● Items listed in a dataset

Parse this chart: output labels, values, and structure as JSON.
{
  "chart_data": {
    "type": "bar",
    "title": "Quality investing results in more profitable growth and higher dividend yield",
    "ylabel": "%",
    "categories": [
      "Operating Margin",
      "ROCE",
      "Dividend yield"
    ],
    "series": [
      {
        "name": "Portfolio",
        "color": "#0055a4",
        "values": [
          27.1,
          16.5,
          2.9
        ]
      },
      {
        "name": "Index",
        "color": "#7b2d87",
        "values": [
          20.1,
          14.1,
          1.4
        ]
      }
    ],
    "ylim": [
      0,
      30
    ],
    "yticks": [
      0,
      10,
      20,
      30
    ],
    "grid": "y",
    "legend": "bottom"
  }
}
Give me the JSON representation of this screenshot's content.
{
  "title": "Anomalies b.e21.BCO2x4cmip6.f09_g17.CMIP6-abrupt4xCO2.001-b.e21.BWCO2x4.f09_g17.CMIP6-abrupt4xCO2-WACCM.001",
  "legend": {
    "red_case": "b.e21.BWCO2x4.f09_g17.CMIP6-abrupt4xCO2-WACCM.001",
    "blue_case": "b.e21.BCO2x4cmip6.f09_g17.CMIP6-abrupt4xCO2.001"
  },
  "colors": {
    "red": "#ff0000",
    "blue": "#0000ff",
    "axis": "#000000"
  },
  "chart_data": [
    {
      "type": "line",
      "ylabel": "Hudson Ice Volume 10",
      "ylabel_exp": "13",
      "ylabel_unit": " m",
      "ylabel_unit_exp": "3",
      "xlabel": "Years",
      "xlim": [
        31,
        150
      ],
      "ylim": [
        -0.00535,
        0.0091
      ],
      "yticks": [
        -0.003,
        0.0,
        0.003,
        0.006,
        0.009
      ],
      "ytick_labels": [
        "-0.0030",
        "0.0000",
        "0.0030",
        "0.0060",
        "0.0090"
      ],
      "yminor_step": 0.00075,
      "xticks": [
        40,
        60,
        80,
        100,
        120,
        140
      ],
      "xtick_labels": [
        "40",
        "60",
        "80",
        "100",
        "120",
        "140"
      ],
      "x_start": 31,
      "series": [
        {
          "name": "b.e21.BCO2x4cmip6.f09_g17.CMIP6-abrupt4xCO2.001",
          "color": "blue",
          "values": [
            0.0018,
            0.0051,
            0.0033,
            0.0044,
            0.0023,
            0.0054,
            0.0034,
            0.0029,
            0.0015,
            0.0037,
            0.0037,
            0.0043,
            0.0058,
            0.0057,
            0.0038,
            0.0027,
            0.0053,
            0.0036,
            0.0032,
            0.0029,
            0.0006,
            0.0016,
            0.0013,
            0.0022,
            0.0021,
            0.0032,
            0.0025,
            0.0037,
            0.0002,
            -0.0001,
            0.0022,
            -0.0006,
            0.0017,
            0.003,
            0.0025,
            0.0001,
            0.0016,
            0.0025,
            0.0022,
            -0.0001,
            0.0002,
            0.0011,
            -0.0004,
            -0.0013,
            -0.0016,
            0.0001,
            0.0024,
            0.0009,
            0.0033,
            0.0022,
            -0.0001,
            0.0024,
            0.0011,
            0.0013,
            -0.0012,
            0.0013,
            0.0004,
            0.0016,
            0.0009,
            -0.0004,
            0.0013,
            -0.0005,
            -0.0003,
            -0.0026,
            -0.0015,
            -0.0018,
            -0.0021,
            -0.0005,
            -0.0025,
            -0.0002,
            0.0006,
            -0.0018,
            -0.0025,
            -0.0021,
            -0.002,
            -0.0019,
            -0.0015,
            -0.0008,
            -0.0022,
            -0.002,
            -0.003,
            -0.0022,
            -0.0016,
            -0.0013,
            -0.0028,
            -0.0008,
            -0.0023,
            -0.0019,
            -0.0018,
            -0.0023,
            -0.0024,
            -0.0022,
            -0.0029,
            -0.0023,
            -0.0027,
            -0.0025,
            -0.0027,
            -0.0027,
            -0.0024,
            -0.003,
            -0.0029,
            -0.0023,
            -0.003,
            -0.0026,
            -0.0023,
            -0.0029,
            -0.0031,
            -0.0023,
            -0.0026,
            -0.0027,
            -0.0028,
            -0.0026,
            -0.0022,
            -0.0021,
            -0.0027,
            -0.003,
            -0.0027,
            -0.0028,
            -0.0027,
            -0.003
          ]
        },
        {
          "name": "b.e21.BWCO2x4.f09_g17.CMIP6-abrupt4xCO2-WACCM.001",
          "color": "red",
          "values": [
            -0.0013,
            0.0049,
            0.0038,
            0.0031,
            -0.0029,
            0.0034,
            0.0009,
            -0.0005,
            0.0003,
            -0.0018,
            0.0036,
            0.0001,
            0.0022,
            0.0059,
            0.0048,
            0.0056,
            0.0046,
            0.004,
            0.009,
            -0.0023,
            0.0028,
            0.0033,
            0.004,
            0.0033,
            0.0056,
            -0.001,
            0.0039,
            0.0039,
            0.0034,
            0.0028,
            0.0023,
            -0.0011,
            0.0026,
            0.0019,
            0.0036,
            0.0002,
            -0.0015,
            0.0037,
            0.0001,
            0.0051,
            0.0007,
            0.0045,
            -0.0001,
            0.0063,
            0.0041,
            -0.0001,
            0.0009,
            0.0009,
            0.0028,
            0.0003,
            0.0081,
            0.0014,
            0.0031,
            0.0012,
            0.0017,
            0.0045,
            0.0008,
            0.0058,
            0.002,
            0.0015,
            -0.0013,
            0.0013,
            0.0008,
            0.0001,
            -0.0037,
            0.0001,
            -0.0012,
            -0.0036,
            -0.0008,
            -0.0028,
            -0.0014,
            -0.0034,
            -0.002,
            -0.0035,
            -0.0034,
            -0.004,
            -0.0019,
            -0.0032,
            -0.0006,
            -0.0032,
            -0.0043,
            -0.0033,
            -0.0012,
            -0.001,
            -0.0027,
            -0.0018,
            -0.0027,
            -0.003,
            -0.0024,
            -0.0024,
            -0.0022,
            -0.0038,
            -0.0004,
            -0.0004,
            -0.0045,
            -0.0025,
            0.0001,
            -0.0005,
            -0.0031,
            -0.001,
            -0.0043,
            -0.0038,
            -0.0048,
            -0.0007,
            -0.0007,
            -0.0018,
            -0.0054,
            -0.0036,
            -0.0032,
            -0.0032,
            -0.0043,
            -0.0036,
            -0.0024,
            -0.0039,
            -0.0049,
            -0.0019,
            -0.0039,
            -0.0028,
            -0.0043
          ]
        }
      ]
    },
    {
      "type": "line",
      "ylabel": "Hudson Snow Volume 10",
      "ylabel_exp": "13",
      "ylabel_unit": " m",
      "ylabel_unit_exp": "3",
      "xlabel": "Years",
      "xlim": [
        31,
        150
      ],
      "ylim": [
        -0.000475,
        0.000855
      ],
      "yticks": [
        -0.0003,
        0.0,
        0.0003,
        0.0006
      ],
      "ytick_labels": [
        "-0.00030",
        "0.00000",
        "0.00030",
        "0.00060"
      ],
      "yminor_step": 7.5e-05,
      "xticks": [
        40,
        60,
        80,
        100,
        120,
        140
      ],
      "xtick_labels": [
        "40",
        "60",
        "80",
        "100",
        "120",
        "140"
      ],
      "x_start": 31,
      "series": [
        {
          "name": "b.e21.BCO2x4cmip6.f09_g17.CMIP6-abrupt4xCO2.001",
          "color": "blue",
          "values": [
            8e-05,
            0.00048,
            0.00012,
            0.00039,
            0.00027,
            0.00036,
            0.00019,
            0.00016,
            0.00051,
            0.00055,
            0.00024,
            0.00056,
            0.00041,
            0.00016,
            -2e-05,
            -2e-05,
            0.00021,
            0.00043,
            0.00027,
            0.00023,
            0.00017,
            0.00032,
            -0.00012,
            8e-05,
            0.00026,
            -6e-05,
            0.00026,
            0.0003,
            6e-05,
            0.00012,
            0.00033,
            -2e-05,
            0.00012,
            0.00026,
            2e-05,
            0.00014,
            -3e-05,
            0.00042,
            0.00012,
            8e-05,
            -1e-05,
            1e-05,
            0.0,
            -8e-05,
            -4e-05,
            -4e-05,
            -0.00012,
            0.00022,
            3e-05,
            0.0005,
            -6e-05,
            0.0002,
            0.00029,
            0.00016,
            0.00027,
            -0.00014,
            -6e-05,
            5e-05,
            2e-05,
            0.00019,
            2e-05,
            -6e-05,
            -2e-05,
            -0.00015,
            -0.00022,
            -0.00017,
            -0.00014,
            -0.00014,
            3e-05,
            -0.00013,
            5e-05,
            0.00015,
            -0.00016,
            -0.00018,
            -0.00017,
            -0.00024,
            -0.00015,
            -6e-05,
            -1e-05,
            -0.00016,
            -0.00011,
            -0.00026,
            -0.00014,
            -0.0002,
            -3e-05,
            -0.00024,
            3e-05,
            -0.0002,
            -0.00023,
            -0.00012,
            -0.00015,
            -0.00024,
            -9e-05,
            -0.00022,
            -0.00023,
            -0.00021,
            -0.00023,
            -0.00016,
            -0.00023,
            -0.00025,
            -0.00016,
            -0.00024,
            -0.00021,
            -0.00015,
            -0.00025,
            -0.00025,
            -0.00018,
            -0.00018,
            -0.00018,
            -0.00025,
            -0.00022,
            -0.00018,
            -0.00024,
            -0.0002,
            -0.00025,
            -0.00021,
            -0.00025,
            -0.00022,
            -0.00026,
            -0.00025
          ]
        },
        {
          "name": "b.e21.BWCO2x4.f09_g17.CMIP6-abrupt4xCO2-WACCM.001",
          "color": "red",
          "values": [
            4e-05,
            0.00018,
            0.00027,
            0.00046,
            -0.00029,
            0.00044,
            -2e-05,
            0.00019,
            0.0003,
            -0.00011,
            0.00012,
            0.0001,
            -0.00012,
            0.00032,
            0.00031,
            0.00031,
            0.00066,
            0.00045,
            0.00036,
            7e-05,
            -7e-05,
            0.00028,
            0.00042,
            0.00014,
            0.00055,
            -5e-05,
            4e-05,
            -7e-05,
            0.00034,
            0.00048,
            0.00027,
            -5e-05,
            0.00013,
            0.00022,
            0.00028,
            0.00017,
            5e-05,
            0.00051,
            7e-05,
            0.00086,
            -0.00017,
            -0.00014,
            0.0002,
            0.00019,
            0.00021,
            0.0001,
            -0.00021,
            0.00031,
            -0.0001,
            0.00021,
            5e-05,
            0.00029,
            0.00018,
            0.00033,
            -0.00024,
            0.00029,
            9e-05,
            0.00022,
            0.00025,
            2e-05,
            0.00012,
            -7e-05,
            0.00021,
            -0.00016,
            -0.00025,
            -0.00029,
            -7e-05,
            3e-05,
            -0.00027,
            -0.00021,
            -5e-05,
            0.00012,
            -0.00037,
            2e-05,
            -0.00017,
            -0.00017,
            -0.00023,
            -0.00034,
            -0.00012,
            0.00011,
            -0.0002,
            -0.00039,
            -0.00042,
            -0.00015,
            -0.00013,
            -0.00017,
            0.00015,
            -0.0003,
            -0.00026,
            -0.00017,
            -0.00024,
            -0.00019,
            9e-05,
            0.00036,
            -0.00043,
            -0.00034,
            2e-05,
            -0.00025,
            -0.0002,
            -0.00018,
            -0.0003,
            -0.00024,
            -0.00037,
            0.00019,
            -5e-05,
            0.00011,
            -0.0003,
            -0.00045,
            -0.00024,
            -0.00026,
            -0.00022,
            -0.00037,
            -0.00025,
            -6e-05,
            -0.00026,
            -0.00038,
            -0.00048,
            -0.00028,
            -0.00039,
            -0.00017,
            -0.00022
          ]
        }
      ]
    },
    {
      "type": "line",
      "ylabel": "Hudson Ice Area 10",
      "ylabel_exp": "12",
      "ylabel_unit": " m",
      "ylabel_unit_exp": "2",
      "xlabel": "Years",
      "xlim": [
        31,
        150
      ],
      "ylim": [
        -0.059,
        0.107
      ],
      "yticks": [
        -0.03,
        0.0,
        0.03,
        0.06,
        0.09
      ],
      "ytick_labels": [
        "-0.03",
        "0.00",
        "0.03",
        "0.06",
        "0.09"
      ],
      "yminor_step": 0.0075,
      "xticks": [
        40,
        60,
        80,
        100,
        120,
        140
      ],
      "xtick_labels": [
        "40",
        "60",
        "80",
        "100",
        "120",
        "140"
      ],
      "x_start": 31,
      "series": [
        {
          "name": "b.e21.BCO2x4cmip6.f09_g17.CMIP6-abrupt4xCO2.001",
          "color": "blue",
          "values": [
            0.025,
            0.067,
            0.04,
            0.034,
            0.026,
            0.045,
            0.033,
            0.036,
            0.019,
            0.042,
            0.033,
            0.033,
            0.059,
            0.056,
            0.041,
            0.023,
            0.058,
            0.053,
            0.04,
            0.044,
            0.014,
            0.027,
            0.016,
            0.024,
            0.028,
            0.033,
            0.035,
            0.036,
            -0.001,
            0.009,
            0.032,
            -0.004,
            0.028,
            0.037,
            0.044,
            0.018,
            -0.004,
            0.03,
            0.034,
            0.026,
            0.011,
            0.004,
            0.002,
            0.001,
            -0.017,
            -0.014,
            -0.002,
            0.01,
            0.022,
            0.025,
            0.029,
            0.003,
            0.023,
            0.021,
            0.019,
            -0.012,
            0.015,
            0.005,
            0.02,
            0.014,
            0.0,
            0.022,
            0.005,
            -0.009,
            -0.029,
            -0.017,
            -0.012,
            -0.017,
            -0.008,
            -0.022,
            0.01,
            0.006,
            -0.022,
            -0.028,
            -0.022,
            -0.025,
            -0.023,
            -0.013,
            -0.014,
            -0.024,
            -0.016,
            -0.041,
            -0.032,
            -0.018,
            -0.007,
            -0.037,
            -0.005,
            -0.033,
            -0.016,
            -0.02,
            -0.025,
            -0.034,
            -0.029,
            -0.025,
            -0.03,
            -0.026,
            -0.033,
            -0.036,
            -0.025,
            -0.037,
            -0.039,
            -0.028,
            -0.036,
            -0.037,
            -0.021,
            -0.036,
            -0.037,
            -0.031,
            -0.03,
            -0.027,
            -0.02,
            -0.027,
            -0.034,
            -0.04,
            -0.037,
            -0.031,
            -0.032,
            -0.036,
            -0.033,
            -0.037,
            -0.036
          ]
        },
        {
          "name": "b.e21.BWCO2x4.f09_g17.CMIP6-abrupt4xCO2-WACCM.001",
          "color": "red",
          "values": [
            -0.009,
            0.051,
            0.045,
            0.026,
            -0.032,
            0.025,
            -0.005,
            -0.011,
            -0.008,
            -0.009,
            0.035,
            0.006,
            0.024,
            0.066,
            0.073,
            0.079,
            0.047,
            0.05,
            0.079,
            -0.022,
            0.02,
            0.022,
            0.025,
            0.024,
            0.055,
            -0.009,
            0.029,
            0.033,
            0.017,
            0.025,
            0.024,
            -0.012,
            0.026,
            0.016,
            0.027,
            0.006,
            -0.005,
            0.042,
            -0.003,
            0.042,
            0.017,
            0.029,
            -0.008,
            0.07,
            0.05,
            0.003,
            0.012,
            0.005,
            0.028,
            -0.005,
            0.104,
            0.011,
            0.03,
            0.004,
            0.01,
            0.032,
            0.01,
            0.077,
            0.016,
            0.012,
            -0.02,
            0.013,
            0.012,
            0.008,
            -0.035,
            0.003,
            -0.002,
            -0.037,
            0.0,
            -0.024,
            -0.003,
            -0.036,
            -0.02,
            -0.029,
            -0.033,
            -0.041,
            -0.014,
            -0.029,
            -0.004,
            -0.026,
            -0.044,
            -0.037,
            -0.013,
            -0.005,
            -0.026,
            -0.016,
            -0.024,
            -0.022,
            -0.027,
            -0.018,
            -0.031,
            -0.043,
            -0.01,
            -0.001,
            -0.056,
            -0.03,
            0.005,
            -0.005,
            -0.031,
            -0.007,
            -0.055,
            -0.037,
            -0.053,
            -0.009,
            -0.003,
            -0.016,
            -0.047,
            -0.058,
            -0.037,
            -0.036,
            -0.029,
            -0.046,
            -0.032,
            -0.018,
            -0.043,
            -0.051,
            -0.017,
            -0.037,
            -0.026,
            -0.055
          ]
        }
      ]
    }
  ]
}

● AIM OF THE TASK
Find each line that has the word "Hudson", then copy it out.

● OUTPUT FOR THIS EXERCISE
      "ylabel": "Hudson Ice Volume 10",
      "ylabel": "Hudson Snow Volume 10",
      "ylabel": "Hudson Ice Area 10",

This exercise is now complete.